- WHAT THE EXERCISE ASKS
Among the lines below, count those containing the word "PROTESTA". Give the number only.

Extracted data entries:
• • •

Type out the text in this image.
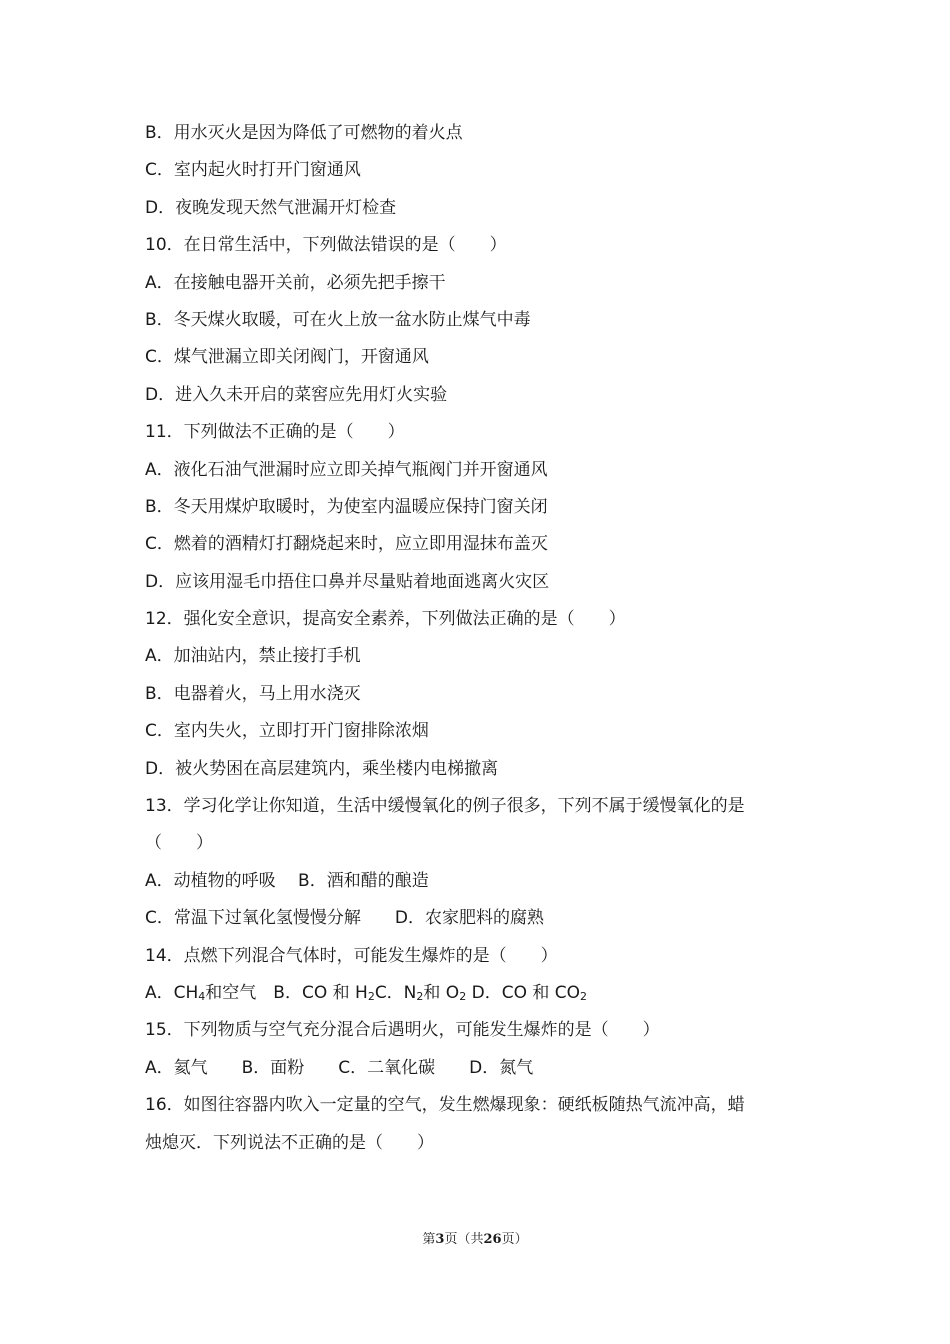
B．用水灭火是因为降低了可燃物的着火点
C．室内起火时打开门窗通风
D．夜晚发现天然气泄漏开灯检查
10．在日常生活中，下列做法错误的是（　　）
A．在接触电器开关前，必须先把手擦干
B．冬天煤火取暖，可在火上放一盆水防止煤气中毒
C．煤气泄漏立即关闭阀门，开窗通风
D．进入久未开启的菜窖应先用灯火实验
11．下列做法不正确的是（　　）
A．液化石油气泄漏时应立即关掉气瓶阀门并开窗通风
B．冬天用煤炉取暖时，为使室内温暖应保持门窗关闭
C．燃着的酒精灯打翻烧起来时，应立即用湿抹布盖灭
D．应该用湿毛巾捂住口鼻并尽量贴着地面逃离火灾区
12．强化安全意识，提高安全素养，下列做法正确的是（　　）
A．加油站内，禁止接打手机
B．电器着火，马上用水浇灭
C．室内失火，立即打开门窗排除浓烟
D．被火势困在高层建筑内，乘坐楼内电梯撤离
13．学习化学让你知道，生活中缓慢氧化的例子很多，下列不属于缓慢氧化的是
（　　）
A．动植物的呼吸　 B．酒和醋的酿造
C．常温下过氧化氢慢慢分解　　D．农家肥料的腐熟
14．点燃下列混合气体时，可能发生爆炸的是（　　）
A．$CH_4$和空气　B．CO 和 $H_2C$．$N_2$和 $O_2$ D．CO 和 $CO_2$
15．下列物质与空气充分混合后遇明火，可能发生爆炸的是（　　）
A．氦气　　B．面粉　　C．二氧化碳　　D．氮气
16．如图往容器内吹入一定量的空气，发生燃爆现象：硬纸板随热气流冲高，蜡
烛熄灭．下列说法不正确的是（　　）
第3页（共26页）
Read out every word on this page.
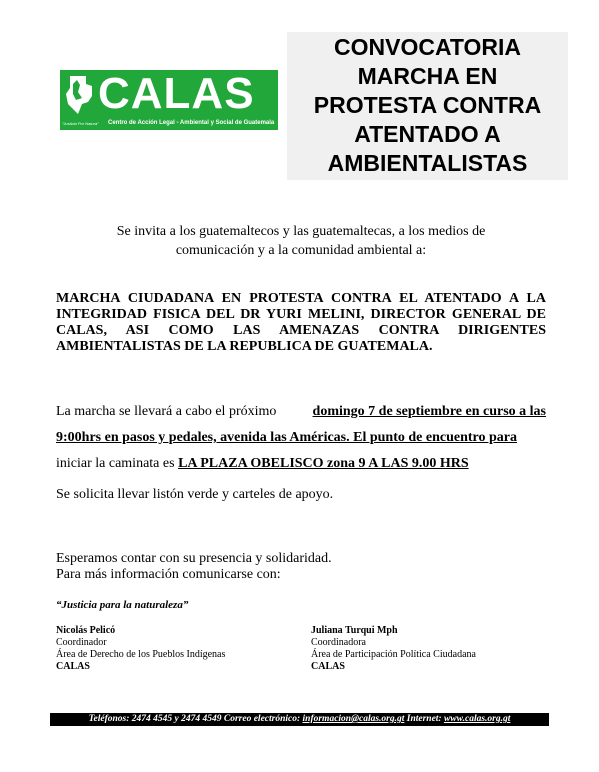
CALAS
"Justicia Por Natura" Centro de Acción Legal - Ambiental y Social de Guatemala
CONVOCATORIA
MARCHA EN
PROTESTA CONTRA
ATENTADO A
AMBIENTALISTAS
Se invita a los guatemaltecos y las guatemaltecas, a los medios de
comunicación y a la comunidad ambiental a:
MARCHA CIUDADANA EN PROTESTA CONTRA EL ATENTADO A LA
INTEGRIDAD FISICA DEL DR YURI MELINI, DIRECTOR GENERAL DE
CALAS, ASI COMO LAS AMENAZAS CONTRA DIRIGENTES
AMBIENTALISTAS DE LA REPUBLICA DE GUATEMALA.
La marcha se llevará a cabo el próximo	domingo 7 de septiembre en curso a las
9:00hrs en pasos y pedales, avenida las Américas. El punto de encuentro para
iniciar la caminata es LA PLAZA OBELISCO zona 9 A LAS 9.00 HRS
Se solicita llevar listón verde y carteles de apoyo.
Esperamos contar con su presencia y solidaridad.
Para más información comunicarse con:
“Justicia para la naturaleza”
Nicolás Pelicó
Coordinador
Área de Derecho de los Pueblos Indígenas
CALAS
Juliana Turqui Mph
Coordinadora
Área de Participación Política Ciudadana
CALAS
Teléfonos: 2474 4545 y 2474 4549 Correo electrónico: informacion@calas.org.gt Internet: www.calas.org.gt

• • •

- ANSWER TO THIS PROBLEM
2